_Exercise objective_: Go through the entries below and work out how many lines include "body"; give only that number.
• • • • • • •
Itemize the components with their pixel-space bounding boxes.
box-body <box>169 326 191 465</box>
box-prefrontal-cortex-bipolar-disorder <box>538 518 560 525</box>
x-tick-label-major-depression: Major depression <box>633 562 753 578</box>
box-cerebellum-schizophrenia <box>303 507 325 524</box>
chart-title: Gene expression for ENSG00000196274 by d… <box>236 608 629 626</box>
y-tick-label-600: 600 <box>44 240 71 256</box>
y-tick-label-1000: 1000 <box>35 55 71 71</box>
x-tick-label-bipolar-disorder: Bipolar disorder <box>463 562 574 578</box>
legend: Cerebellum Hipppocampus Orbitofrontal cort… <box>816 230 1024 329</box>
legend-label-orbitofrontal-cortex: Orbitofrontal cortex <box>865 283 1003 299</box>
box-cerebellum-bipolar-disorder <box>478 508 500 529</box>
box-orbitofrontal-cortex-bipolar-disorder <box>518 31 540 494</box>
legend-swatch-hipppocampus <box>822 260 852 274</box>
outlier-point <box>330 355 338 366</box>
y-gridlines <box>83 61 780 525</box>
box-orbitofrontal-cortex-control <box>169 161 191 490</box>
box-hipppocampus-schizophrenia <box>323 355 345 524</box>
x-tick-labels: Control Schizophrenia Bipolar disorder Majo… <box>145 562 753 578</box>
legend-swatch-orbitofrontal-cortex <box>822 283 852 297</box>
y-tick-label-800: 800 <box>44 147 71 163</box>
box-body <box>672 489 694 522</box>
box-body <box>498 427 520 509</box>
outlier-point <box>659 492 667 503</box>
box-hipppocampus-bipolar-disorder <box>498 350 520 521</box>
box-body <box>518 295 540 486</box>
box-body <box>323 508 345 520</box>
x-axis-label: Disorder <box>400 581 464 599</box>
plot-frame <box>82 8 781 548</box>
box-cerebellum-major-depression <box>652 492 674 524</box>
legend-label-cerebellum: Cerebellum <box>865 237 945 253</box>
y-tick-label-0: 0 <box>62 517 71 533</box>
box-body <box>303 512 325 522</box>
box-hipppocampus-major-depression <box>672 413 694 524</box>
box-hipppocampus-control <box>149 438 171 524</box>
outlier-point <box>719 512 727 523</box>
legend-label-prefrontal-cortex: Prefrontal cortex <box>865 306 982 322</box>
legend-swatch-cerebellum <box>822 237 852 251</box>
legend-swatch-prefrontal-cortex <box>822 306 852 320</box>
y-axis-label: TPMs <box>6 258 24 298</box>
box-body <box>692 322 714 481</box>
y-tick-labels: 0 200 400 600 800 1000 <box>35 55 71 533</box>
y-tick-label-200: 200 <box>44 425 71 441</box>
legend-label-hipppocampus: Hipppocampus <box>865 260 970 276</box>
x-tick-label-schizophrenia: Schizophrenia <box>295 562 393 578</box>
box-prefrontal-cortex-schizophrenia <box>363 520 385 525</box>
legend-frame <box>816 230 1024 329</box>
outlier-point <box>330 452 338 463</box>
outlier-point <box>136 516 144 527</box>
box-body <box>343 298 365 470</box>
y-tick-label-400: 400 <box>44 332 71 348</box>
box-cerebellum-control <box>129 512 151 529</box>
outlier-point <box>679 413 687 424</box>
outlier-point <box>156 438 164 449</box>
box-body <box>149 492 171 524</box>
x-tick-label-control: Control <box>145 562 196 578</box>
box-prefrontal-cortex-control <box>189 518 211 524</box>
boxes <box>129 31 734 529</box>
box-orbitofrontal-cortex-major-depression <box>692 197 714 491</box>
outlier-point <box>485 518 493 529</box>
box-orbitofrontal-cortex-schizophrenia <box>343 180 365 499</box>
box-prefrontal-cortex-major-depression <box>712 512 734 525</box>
• • • • • • •
_Exercise solution_: 9